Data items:
====

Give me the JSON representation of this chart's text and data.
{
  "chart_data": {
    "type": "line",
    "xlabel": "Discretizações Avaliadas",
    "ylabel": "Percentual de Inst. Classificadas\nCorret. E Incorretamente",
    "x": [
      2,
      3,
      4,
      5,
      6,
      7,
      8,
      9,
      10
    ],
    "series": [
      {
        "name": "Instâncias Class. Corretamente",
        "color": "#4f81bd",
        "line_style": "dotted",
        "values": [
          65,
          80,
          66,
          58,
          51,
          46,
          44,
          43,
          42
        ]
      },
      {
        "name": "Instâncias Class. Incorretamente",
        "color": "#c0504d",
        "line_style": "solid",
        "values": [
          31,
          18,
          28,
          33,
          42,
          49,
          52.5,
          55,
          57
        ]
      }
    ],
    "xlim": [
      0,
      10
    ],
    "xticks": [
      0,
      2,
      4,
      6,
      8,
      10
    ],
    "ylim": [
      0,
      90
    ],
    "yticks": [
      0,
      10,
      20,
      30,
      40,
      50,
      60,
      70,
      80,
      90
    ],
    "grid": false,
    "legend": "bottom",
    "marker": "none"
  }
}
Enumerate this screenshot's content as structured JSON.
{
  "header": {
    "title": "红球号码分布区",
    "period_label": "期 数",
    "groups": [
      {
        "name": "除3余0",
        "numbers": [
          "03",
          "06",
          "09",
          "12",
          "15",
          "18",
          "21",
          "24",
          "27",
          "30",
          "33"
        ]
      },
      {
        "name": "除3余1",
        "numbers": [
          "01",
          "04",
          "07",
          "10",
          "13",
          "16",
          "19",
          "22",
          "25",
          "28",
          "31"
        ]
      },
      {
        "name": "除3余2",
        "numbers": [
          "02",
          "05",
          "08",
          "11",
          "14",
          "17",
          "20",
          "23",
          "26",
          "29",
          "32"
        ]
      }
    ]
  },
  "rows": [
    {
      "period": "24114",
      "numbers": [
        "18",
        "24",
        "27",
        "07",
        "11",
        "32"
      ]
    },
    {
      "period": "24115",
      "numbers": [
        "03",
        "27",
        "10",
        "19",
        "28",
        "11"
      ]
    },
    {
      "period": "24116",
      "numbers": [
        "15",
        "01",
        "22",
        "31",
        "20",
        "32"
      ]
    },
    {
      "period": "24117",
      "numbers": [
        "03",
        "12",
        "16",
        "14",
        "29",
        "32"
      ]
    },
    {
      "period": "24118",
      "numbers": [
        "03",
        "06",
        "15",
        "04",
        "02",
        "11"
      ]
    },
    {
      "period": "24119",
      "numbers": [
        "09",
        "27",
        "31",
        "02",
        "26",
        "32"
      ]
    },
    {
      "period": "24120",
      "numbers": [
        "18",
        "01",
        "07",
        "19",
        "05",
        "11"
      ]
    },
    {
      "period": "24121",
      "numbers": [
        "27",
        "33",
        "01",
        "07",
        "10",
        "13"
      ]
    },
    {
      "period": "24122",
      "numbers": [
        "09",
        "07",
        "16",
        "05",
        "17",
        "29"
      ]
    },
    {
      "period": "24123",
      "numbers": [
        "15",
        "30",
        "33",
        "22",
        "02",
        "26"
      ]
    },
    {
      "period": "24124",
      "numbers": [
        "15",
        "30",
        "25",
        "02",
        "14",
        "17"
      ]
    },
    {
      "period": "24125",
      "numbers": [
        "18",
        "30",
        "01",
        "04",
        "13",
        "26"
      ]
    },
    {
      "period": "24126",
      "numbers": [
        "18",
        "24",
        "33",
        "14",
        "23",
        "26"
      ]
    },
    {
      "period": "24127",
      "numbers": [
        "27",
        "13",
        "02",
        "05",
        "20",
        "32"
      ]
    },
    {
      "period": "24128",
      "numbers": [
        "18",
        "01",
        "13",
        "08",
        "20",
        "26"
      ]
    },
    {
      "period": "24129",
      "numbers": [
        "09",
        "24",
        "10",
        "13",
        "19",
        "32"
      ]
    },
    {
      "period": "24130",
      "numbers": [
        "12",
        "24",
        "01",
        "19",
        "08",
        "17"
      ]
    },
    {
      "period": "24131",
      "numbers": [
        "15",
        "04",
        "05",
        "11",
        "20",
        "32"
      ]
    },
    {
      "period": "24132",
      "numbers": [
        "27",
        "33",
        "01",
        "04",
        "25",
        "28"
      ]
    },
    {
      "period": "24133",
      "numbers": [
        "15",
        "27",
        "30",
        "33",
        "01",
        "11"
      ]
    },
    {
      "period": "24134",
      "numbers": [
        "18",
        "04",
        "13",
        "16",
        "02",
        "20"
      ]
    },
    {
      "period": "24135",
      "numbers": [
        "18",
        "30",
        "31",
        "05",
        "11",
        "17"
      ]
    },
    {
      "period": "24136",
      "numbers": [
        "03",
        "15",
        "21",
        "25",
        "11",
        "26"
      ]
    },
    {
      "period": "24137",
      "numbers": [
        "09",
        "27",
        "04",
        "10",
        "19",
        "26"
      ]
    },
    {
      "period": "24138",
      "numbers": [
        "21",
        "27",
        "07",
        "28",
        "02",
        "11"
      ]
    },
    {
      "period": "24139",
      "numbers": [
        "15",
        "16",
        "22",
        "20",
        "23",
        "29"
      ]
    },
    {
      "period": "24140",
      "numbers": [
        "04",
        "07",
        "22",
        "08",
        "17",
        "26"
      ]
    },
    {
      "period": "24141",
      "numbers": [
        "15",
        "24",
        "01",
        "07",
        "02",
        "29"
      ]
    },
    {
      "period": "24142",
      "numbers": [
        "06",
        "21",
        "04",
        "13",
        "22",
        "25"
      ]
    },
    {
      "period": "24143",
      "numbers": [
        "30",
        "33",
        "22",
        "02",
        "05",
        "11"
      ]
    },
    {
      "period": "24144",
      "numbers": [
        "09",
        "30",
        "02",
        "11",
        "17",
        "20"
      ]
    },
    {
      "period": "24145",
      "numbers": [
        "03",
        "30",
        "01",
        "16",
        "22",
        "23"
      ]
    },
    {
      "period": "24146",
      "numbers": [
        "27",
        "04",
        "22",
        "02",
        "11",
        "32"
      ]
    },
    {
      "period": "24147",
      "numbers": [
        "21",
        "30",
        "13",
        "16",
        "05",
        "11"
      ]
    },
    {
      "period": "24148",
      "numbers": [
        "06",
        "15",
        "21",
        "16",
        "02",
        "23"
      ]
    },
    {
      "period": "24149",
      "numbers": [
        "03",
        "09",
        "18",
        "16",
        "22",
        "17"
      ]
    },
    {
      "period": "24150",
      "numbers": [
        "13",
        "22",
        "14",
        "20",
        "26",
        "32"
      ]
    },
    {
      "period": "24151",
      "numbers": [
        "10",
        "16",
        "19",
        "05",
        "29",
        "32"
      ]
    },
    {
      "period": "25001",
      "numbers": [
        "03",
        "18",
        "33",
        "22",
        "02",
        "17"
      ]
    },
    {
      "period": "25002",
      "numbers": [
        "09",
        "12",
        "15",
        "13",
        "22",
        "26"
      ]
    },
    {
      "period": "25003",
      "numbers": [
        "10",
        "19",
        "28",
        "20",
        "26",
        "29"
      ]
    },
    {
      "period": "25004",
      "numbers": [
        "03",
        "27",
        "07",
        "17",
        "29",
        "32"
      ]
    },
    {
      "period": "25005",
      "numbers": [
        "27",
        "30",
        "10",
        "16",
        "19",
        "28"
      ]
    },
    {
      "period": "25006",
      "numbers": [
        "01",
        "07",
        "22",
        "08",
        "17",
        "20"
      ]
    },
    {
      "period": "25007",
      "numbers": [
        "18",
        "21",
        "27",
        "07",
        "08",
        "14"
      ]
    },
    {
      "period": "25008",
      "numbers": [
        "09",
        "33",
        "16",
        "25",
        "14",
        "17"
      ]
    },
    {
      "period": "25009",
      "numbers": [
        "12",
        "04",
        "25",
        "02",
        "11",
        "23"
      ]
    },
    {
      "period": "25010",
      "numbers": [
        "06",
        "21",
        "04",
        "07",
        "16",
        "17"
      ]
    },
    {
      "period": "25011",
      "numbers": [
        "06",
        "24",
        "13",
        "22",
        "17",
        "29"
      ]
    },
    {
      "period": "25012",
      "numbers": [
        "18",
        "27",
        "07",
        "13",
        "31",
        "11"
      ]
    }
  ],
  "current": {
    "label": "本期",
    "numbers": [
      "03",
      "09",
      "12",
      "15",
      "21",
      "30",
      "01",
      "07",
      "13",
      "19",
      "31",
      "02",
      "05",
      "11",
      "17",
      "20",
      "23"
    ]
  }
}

====

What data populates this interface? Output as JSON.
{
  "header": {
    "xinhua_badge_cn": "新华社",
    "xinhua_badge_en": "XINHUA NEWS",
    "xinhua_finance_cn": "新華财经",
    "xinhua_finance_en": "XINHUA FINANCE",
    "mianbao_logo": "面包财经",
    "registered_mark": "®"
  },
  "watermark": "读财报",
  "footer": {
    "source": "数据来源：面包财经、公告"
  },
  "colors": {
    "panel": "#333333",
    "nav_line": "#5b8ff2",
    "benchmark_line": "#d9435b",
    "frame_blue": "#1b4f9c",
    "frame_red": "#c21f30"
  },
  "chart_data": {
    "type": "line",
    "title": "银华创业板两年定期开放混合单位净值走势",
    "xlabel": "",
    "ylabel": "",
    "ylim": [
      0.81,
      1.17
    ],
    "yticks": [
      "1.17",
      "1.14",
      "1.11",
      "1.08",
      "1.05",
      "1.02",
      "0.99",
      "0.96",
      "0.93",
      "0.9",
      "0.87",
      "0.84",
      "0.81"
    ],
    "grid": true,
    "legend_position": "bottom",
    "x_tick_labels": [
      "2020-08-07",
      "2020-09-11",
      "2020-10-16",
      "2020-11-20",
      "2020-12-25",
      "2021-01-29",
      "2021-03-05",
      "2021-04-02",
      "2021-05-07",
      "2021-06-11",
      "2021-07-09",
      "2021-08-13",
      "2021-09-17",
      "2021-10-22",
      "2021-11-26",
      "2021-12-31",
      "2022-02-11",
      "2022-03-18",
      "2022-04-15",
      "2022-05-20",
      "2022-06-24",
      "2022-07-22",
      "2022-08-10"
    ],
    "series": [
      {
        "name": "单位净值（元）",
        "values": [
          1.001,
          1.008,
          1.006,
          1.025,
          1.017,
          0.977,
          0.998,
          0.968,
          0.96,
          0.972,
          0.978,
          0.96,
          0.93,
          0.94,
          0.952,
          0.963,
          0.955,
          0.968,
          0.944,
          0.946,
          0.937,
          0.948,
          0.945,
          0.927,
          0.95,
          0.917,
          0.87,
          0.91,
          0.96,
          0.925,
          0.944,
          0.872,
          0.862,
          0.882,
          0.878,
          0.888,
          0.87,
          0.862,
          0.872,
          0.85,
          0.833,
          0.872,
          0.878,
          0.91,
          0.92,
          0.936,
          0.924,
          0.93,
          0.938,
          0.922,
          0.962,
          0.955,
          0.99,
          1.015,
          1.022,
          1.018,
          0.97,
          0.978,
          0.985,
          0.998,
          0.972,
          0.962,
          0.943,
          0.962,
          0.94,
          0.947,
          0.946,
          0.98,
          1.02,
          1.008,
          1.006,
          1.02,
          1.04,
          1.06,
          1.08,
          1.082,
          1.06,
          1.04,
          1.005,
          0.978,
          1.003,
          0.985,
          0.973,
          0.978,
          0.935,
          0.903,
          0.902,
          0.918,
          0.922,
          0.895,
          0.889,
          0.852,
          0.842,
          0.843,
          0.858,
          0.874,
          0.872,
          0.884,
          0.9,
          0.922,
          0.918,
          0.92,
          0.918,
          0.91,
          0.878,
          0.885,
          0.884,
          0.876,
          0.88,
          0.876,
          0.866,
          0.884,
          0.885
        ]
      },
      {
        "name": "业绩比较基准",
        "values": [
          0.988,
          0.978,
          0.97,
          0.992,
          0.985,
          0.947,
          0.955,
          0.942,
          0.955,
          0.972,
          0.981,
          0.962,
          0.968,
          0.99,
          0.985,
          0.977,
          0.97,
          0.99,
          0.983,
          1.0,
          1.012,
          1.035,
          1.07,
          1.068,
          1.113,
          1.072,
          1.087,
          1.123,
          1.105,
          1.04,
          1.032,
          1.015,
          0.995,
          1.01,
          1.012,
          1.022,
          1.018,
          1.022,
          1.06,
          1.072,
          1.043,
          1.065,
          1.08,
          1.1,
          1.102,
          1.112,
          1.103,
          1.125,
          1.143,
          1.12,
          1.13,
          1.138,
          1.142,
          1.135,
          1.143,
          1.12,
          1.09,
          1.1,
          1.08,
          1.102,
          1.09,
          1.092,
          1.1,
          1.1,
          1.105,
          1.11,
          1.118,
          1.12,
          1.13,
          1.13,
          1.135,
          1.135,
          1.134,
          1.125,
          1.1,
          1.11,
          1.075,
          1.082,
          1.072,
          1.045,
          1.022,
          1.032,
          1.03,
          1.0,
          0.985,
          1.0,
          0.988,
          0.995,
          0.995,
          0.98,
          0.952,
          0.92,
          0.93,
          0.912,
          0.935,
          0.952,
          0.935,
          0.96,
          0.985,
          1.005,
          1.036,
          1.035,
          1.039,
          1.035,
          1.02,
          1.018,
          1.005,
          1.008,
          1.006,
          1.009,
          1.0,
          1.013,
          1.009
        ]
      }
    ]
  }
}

====

Gather each line from the entries above that includes the word "JSON".

[SOLVED EXERCISE]
Give me the JSON representation of this chart's text and data.
Enumerate this screenshot's content as structured JSON.
What data populates this interface? Output as JSON.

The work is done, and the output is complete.